[Stored data]
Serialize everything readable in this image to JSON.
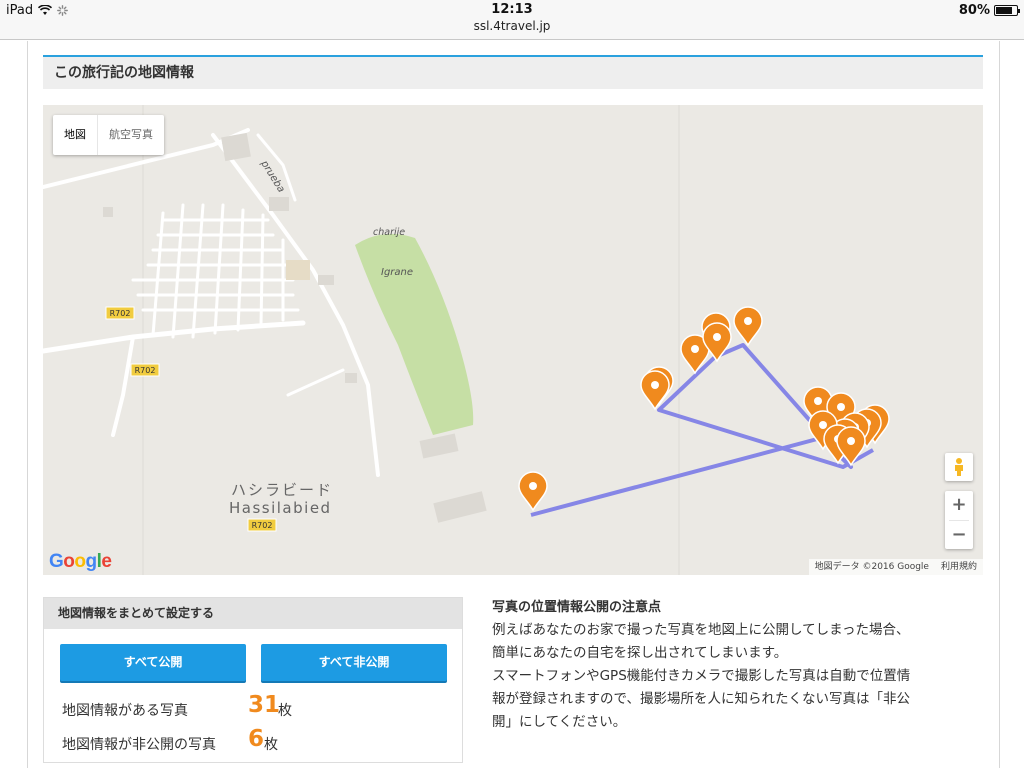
{
  "status_bar": {
    "device": "iPad",
    "time": "12:13",
    "url": "ssl.4travel.jp",
    "battery": "80%",
    "battery_level": 0.8
  },
  "section": {
    "title": "この旅行記の地図情報"
  },
  "map": {
    "type_buttons": [
      "地図",
      "航空写真"
    ],
    "labels": {
      "prueba": "prueba",
      "charije": "charije",
      "igrane": "Igrane",
      "hassilabied_jp": "ハシラビード",
      "hassilabied": "Hassilabied",
      "road1": "R702",
      "road2": "R702",
      "road3": "R702"
    },
    "zoom_in": "+",
    "zoom_out": "−",
    "logo": "Google",
    "attribution": "地図データ ©2016 Google",
    "terms": "利用規約",
    "colors": {
      "pin": "#f08a1e",
      "route": "#7b7be6",
      "land": "#ebe9e4",
      "park": "#c6dfa5"
    }
  },
  "settings": {
    "title": "地図情報をまとめて設定する",
    "public_all": "すべて公開",
    "private_all": "すべて非公開",
    "with_location_label": "地図情報がある写真",
    "with_location_count": "31",
    "private_label": "地図情報が非公開の写真",
    "private_count": "6",
    "unit": "枚"
  },
  "notes": {
    "title": "写真の位置情報公開の注意点",
    "line1": "例えばあなたのお家で撮った写真を地図上に公開してしまった場合、",
    "line2": "簡単にあなたの自宅を探し出されてしまいます。",
    "line3": "スマートフォンやGPS機能付きカメラで撮影した写真は自動で位置情",
    "line4": "報が登録されますので、撮影場所を人に知られたくない写真は「非公",
    "line5": "開」にしてください。"
  }
}
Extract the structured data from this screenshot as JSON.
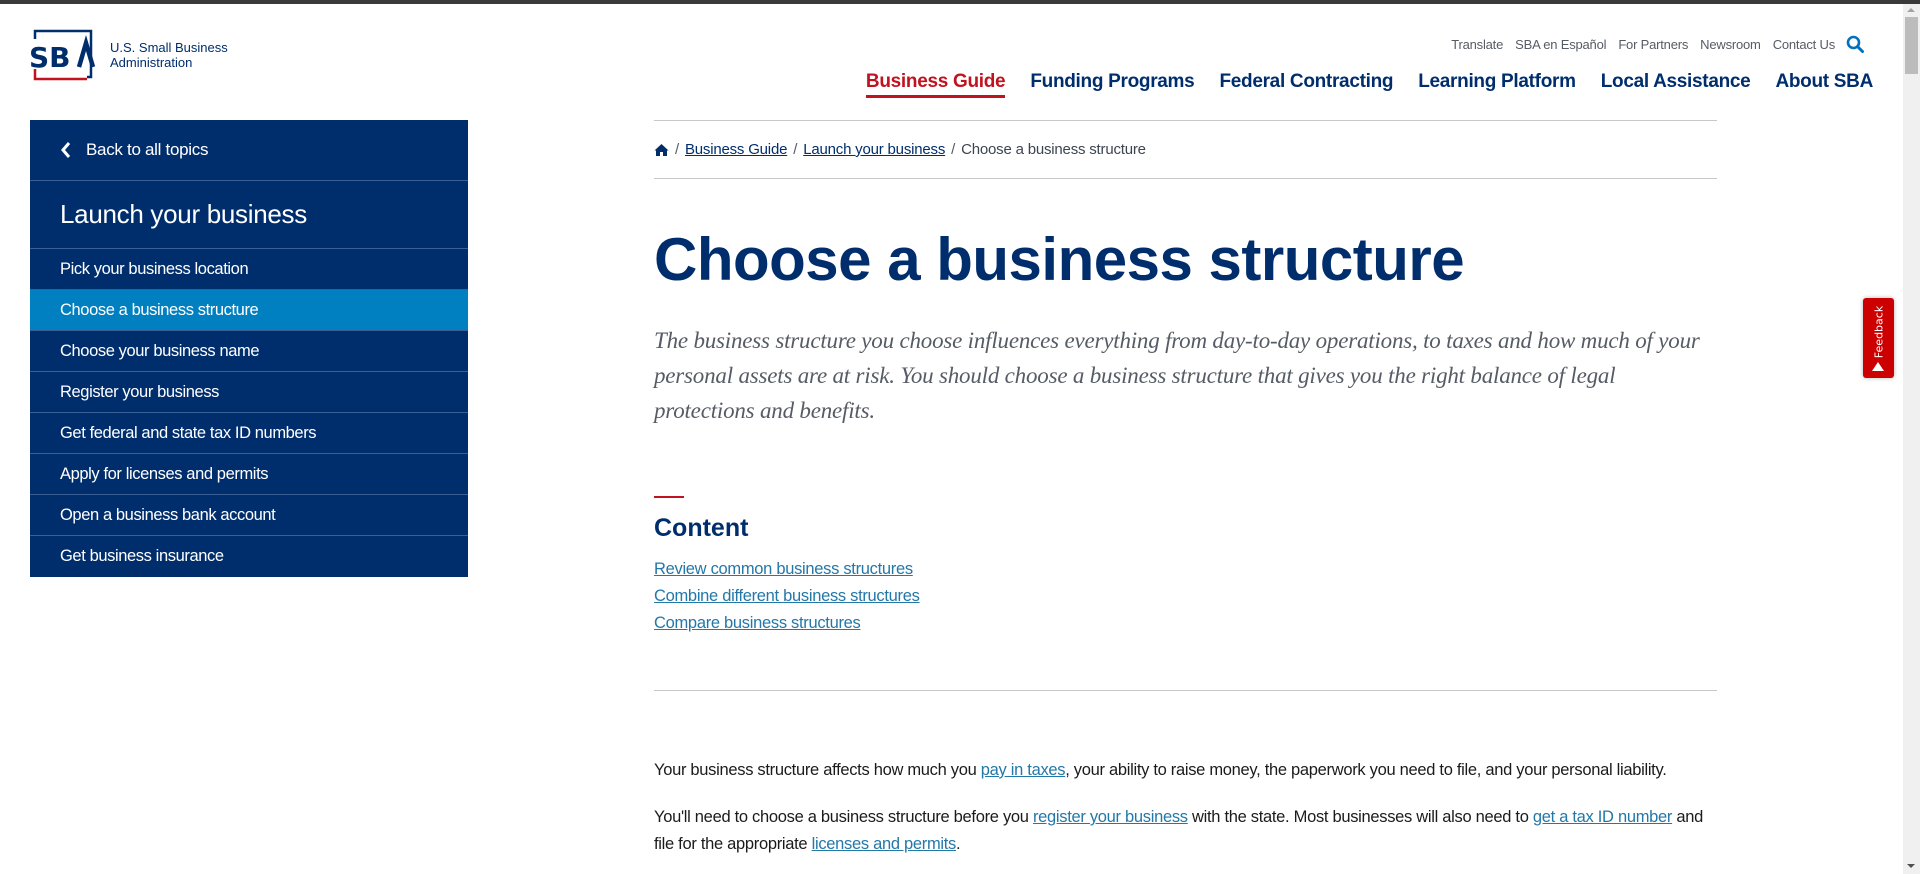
{
  "header": {
    "logo_text_line1": "U.S. Small Business",
    "logo_text_line2": "Administration",
    "utility_nav": [
      "Translate",
      "SBA en Español",
      "For Partners",
      "Newsroom",
      "Contact Us"
    ],
    "main_nav": [
      {
        "label": "Business Guide",
        "active": true
      },
      {
        "label": "Funding Programs",
        "active": false
      },
      {
        "label": "Federal Contracting",
        "active": false
      },
      {
        "label": "Learning Platform",
        "active": false
      },
      {
        "label": "Local Assistance",
        "active": false
      },
      {
        "label": "About SBA",
        "active": false
      }
    ]
  },
  "sidebar": {
    "back_label": "Back to all topics",
    "title": "Launch your business",
    "items": [
      {
        "label": "Pick your business location",
        "active": false
      },
      {
        "label": "Choose a business structure",
        "active": true
      },
      {
        "label": "Choose your business name",
        "active": false
      },
      {
        "label": "Register your business",
        "active": false
      },
      {
        "label": "Get federal and state tax ID numbers",
        "active": false
      },
      {
        "label": "Apply for licenses and permits",
        "active": false
      },
      {
        "label": "Open a business bank account",
        "active": false
      },
      {
        "label": "Get business insurance",
        "active": false
      }
    ]
  },
  "breadcrumb": {
    "home_icon": "home-icon",
    "items": [
      "Business Guide",
      "Launch your business"
    ],
    "current": "Choose a business structure",
    "separator": "/"
  },
  "main": {
    "title": "Choose a business structure",
    "lede": "The business structure you choose influences everything from day-to-day operations, to taxes and how much of your personal assets are at risk. You should choose a business structure that gives you the right balance of legal protections and benefits.",
    "content_heading": "Content",
    "toc": [
      "Review common business structures",
      "Combine different business structures",
      "Compare business structures"
    ],
    "p1": {
      "before": "Your business structure affects how much you ",
      "link": "pay in taxes",
      "after": ", your ability to raise money, the paperwork you need to file, and your personal liability."
    },
    "p2": {
      "part1": "You'll need to choose a business structure before you ",
      "link1": "register your business",
      "part2": " with the state. Most businesses will also need to ",
      "link2": "get a tax ID number",
      "part3": " and file for the appropriate ",
      "link3": "licenses and permits",
      "part4": "."
    }
  },
  "feedback": {
    "label": "Feedback"
  },
  "colors": {
    "brand_navy": "#002e6d",
    "brand_red": "#c1121f",
    "active_blue": "#0080c0",
    "link_blue": "#2378a8",
    "feedback_red": "#cc0000"
  }
}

# GOAL OF THE EXERCISE
Give the number of lines in the entries that hold the word "state", and nothing else.

# EXERCISE OUTPUT
2